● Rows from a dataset

** START **

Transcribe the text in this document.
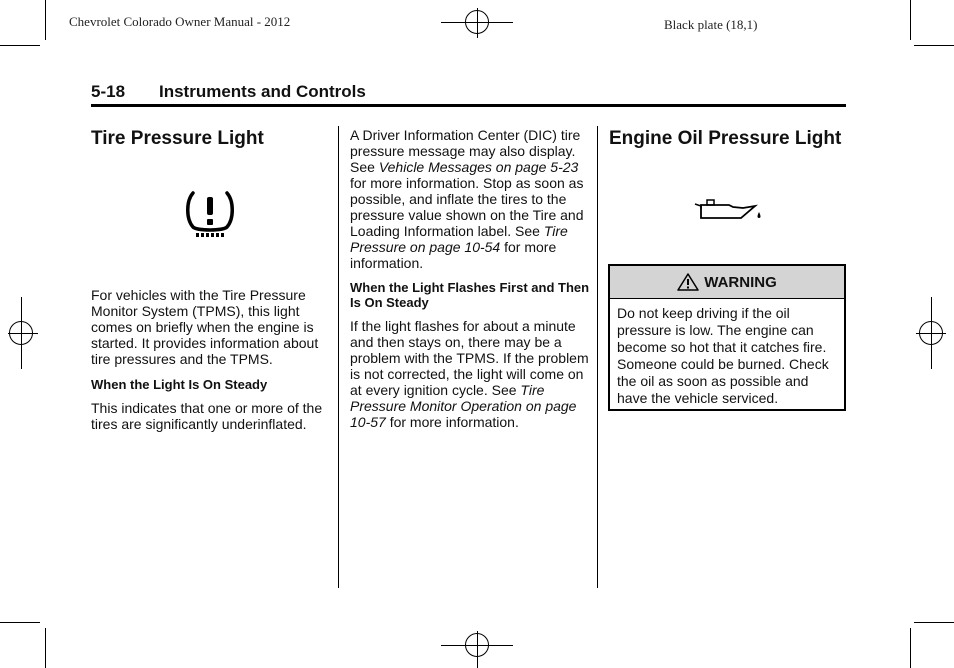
Chevrolet Colorado Owner Manual - 2012	Black plate (18,1)
5-18 Instruments and Controls
Tire Pressure Light

For vehicles with the Tire Pressure Monitor System (TPMS), this light comes on briefly when the engine is started. It provides information about tire pressures and the TPMS.

When the Light Is On Steady

This indicates that one or more of the tires are significantly underinflated.

A Driver Information Center (DIC) tire pressure message may also display. See Vehicle Messages on page 5-23 for more information. Stop as soon as possible, and inflate the tires to the pressure value shown on the Tire and Loading Information label. See Tire Pressure on page 10-54 for more information.

When the Light Flashes First and Then Is On Steady

If the light flashes for about a minute and then stays on, there may be a problem with the TPMS. If the problem is not corrected, the light will come on at every ignition cycle. See Tire Pressure Monitor Operation on page 10-57 for more information.

Engine Oil Pressure Light
WARNING
Do not keep driving if the oil pressure is low. The engine can become so hot that it catches fire. Someone could be burned. Check the oil as soon as possible and have the vehicle serviced.
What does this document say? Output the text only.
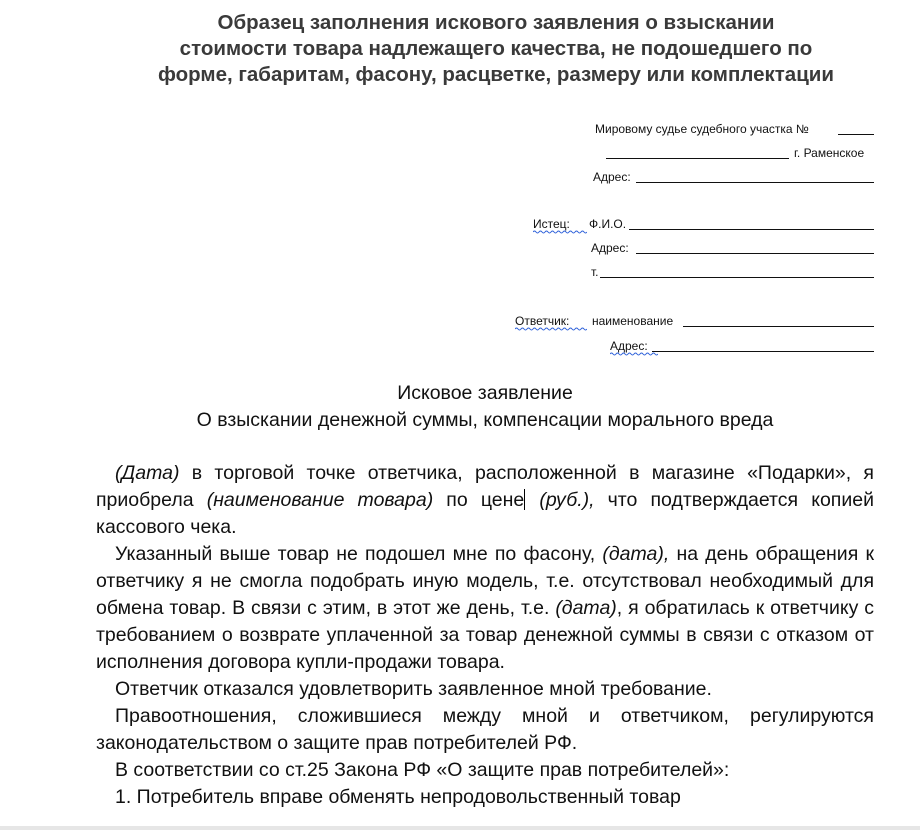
Образец заполнения искового заявления о взыскании
стоимости товара надлежащего качества, не подошедшего по
форме, габаритам, фасону, расцветке, размеру или комплектации
Мировому судье судебного участка №
г. Раменское
Адрес:
Истец: Ф.И.О.
Адрес:
т.
Ответчик: наименование
Адрес:
Исковое заявление
О взыскании денежной суммы, компенсации морального вреда

(Дата) в торговой точке ответчика, расположенной в магазине «Подарки», я приобрела (наименование товара) по цене (руб.), что подтверждается копией кассового чека.

Указанный выше товар не подошел мне по фасону, (дата), на день обращения к ответчику я не смогла подобрать иную модель, т.е. отсутствовал необходимый для обмена товар. В связи с этим, в этот же день, т.е. (дата), я обратилась к ответчику с требованием о возврате уплаченной за товар денежной суммы в связи с отказом от исполнения договора купли-продажи товара.

Ответчик отказался удовлетворить заявленное мной требование.

Правоотношения, сложившиеся между мной и ответчиком, регулируются законодательством о защите прав потребителей РФ.

В соответствии со ст.25 Закона РФ «О защите прав потребителей»:

1. Потребитель вправе обменять непродовольственный товар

** END **

● Exercise details
Repeat the records above verbatim, with no pictures in the result.

● The solution
Transcribe the text in this document.
Chevrolet Colorado Owner Manual - 2012	Black plate (18,1)
5-18 Instruments and Controls
Tire Pressure Light

For vehicles with the Tire Pressure Monitor System (TPMS), this light comes on briefly when the engine is started. It provides information about tire pressures and the TPMS.

When the Light Is On Steady

This indicates that one or more of the tires are significantly underinflated.

A Driver Information Center (DIC) tire pressure message may also display. See Vehicle Messages on page 5-23 for more information. Stop as soon as possible, and inflate the tires to the pressure value shown on the Tire and Loading Information label. See Tire Pressure on page 10-54 for more information.

When the Light Flashes First and Then Is On Steady

If the light flashes for about a minute and then stays on, there may be a problem with the TPMS. If the problem is not corrected, the light will come on at every ignition cycle. See Tire Pressure Monitor Operation on page 10-57 for more information.

Engine Oil Pressure Light
WARNING
Do not keep driving if the oil pressure is low. The engine can become so hot that it catches fire. Someone could be burned. Check the oil as soon as possible and have the vehicle serviced.
What does this document say? Output the text only.
Образец заполнения искового заявления о взыскании
стоимости товара надлежащего качества, не подошедшего по
форме, габаритам, фасону, расцветке, размеру или комплектации
Мировому судье судебного участка №
г. Раменское
Адрес:
Истец: Ф.И.О.
Адрес:
т.
Ответчик: наименование
Адрес:
Исковое заявление
О взыскании денежной суммы, компенсации морального вреда

(Дата) в торговой точке ответчика, расположенной в магазине «Подарки», я приобрела (наименование товара) по цене (руб.), что подтверждается копией кассового чека.

Указанный выше товар не подошел мне по фасону, (дата), на день обращения к ответчику я не смогла подобрать иную модель, т.е. отсутствовал необходимый для обмена товар. В связи с этим, в этот же день, т.е. (дата), я обратилась к ответчику с требованием о возврате уплаченной за товар денежной суммы в связи с отказом от исполнения договора купли-продажи товара.

Ответчик отказался удовлетворить заявленное мной требование.

Правоотношения, сложившиеся между мной и ответчиком, регулируются законодательством о защите прав потребителей РФ.

В соответствии со ст.25 Закона РФ «О защите прав потребителей»:

1. Потребитель вправе обменять непродовольственный товар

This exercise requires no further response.